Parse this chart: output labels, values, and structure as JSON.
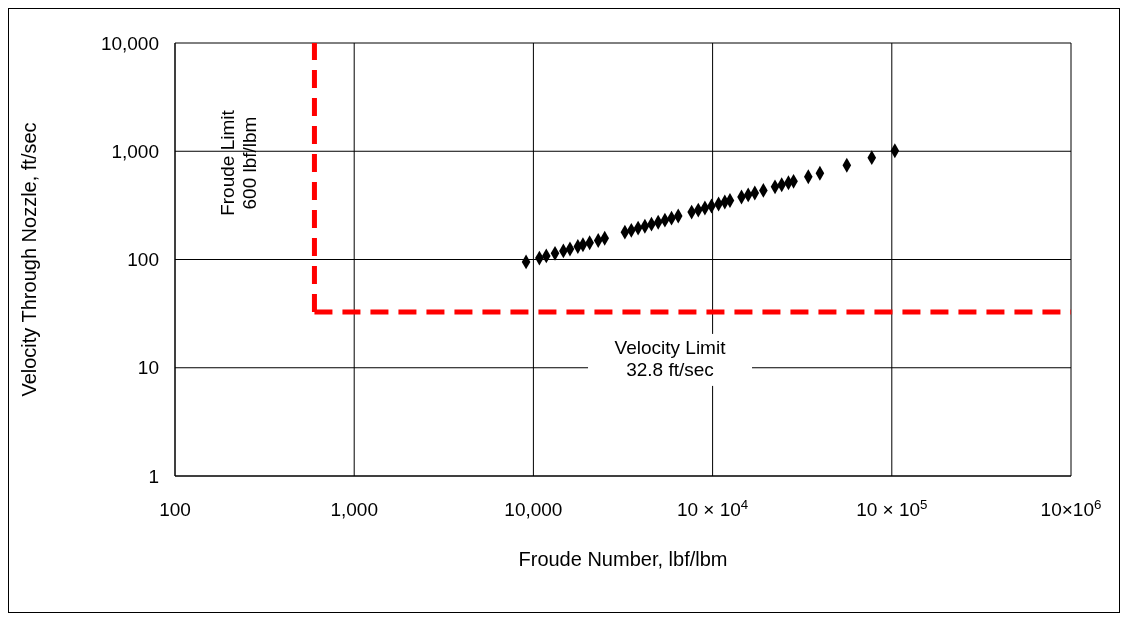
{
  "chart_data": {
    "type": "scatter",
    "xlabel": "Froude Number, lbf/lbm",
    "ylabel": "Velocity Through Nozzle, ft/sec",
    "x": [
      9100,
      10800,
      11800,
      13200,
      14700,
      16000,
      17700,
      18900,
      20600,
      23000,
      25000,
      32400,
      35200,
      38400,
      41900,
      45600,
      49700,
      54200,
      59000,
      64300,
      76400,
      83200,
      90600,
      98600,
      108000,
      117000,
      125000,
      145000,
      158000,
      172000,
      192000,
      223000,
      243000,
      265000,
      283000,
      342000,
      397000,
      561000,
      773000,
      1040000
    ],
    "series": [
      {
        "color": "#000000",
        "values": [
          95,
          103,
          108,
          114,
          120,
          125,
          132,
          137,
          143,
          150,
          157,
          179,
          186,
          195,
          203,
          212,
          221,
          231,
          241,
          252,
          274,
          286,
          299,
          312,
          326,
          340,
          351,
          378,
          395,
          412,
          435,
          469,
          490,
          511,
          527,
          581,
          627,
          743,
          873,
          1010
        ]
      }
    ],
    "log": "xy",
    "marker": "diamond",
    "grid": true,
    "legend": false,
    "xlim": [
      100,
      10000000
    ],
    "ylim": [
      1,
      10000
    ],
    "xticks": [
      100,
      {
        "value": 1000,
        "label": "1,000"
      },
      {
        "value": 10000,
        "label": "10,000"
      },
      {
        "value": 100000,
        "label": "10 × 10$^{4}$"
      },
      {
        "value": 1000000,
        "label": "10 × 10$^{5}$"
      },
      {
        "value": 10000000,
        "label": "10×10$^{6}$"
      }
    ],
    "yticks": [
      1,
      10,
      100,
      {
        "value": 1000,
        "label": "1,000"
      },
      {
        "value": 10000,
        "label": "10,000"
      }
    ],
    "ref_lines": [
      {
        "axis": "x",
        "value": 600,
        "label": "Froude Limit\n600 lbf/lbm",
        "color": "#ff0000",
        "line_style": "dashed"
      },
      {
        "axis": "y",
        "value": 32.8,
        "label": "Velocity Limit\n32.8 ft/sec",
        "color": "#ff0000",
        "line_style": "dashed"
      }
    ]
  }
}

§ Instructions to follow
Of the lines in the entries above, how many include "values"? Only the number should be given.

§ Worked solution
2